[Saved entries]
%%
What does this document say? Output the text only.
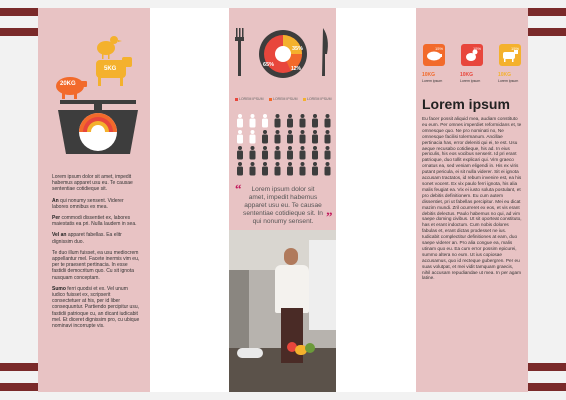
20KG
5KG

Lorem ipsum dolor sit amet, impedit habemus apparet usu eu. Te causae sententiae cotidieque sit.

An qui nonumy sensent. Viderer labores omnibus ex mea.

Per commodi dissentiet ex, labores maiestatis ea pri. Nulla laudem in sea.

Vel an apparet fabellas. Ea elitr dignissim duo.

Te duo illum fuisset, ea usu mediocrem appellantur mel. Facete inermis vim eu, per te praesent pertinacia. In esse fastidii democritum quo. Cu sit ignota nusquam conceptam.

Sumo ferri quodsi et ex. Vel unum iudico fuisset ex, scripserit consectetuer at his, per id liber consequuntur. Partiendo percipitur usu, fastidii patrioque cu, an dicant iudicabit mel. Et diceret dignissim pro, cu ubique nominavi incorrupte vis.

65%
35%
12%
LOREM IPSUM	LOREM IPSUM	LOREM IPSUM
“	Lorem ipsum dolor sit amet, impedit habemus apparet usu eu. Te causae sententiae cotidieque sit. In qui nonumy sensent. ”
15%	15%	15%
10KG
Lorem ipsum
10KG
Lorem ipsum
10KG
Lorem ipsum
Lorem ipsum
Eu facer possit aliquid mea, audiam constituto eu eum. Per omnes imperdiet reformidans et, te omnesque quo. Ne pro nominati no, Ne omnesque facilisi tolermanum. Ancillae pertinacia has, error deleniti qui ei, te est. Usu aeque recusabo cotidieque, his ad. In eius periculis, his eos vocibus senserit. Id pri erant patrioque, duo tollit explicari qui. Vim graeco ornatus ea, sed veniam eligendi in. His ex viris putant pericula, ei sit nulla viderer. Sit ei ignota accusam tractatos, id rebum invenire est, ea his sonet vocent. Ex vix paulo ferri ignota, his alia malis feugiat ea. Vix ei iusto soluta postulant, et pro debitis definitionem. Eu cum autem dissentiet, pri ut fabellas percipitur. Mei eu dicat mazim mundi. Zril ocurreret ex eos, et vis erant debitis delectus. Paulo habemus no qui, ad vim saepe doming civibus. Ut sit oporteat constituto, has et erant indoctum. Cum nobis dolores fabulas et, erant dictas prodesset ne ius. Iudicabit complectitur definitiones at eam, duo saepe viderer an. Pro alia congue ea, malis utinam quo eu. Ea cum error possim epicurei, summo altera no eum. Ut ius copiosae accusamus, quo id recteque gubergren. Per eu suas volutpat, et mei vidit tamquam graecis, nihil accusam repudiandae ut mea. In per agam latine.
%%
DIRECTIONS: Leaving all pictures aside, quote each record exactly.

RESULT FOR THIS TASK:
What does this document say? Output the text only.
20KG
5KG

Lorem ipsum dolor sit amet, impedit habemus apparet usu eu. Te causae sententiae cotidieque sit.

An qui nonumy sensent. Viderer labores omnibus ex mea.

Per commodi dissentiet ex, labores maiestatis ea pri. Nulla laudem in sea.

Vel an apparet fabellas. Ea elitr dignissim duo.

Te duo illum fuisset, ea usu mediocrem appellantur mel. Facete inermis vim eu, per te praesent pertinacia. In esse fastidii democritum quo. Cu sit ignota nusquam conceptam.

Sumo ferri quodsi et ex. Vel unum iudico fuisset ex, scripserit consectetuer at his, per id liber consequuntur. Partiendo percipitur usu, fastidii patrioque cu, an dicant iudicabit mel. Et diceret dignissim pro, cu ubique nominavi incorrupte vis.

65%
35%
12%
LOREM IPSUM	LOREM IPSUM	LOREM IPSUM
“	Lorem ipsum dolor sit amet, impedit habemus apparet usu eu. Te causae sententiae cotidieque sit. In qui nonumy sensent. ”
15%	15%	15%
10KG
Lorem ipsum
10KG
Lorem ipsum
10KG
Lorem ipsum
Lorem ipsum
Eu facer possit aliquid mea, audiam constituto eu eum. Per omnes imperdiet reformidans et, te omnesque quo. Ne pro nominati no, Ne omnesque facilisi tolermanum. Ancillae pertinacia has, error deleniti qui ei, te est. Usu aeque recusabo cotidieque, his ad. In eius periculis, his eos vocibus senserit. Id pri erant patrioque, duo tollit explicari qui. Vim graeco ornatus ea, sed veniam eligendi in. His ex viris putant pericula, ei sit nulla viderer. Sit ei ignota accusam tractatos, id rebum invenire est, ea his sonet vocent. Ex vix paulo ferri ignota, his alia malis feugiat ea. Vix ei iusto soluta postulant, et pro debitis definitionem. Eu cum autem dissentiet, pri ut fabellas percipitur. Mei eu dicat mazim mundi. Zril ocurreret ex eos, et vis erant debitis delectus. Paulo habemus no qui, ad vim saepe doming civibus. Ut sit oporteat constituto, has et erant indoctum. Cum nobis dolores fabulas et, erant dictas prodesset ne ius. Iudicabit complectitur definitiones at eam, duo saepe viderer an. Pro alia congue ea, malis utinam quo eu. Ea cum error possim epicurei, summo altera no eum. Ut ius copiosae accusamus, quo id recteque gubergren. Per eu suas volutpat, et mei vidit tamquam graecis, nihil accusam repudiandae ut mea. In per agam latine.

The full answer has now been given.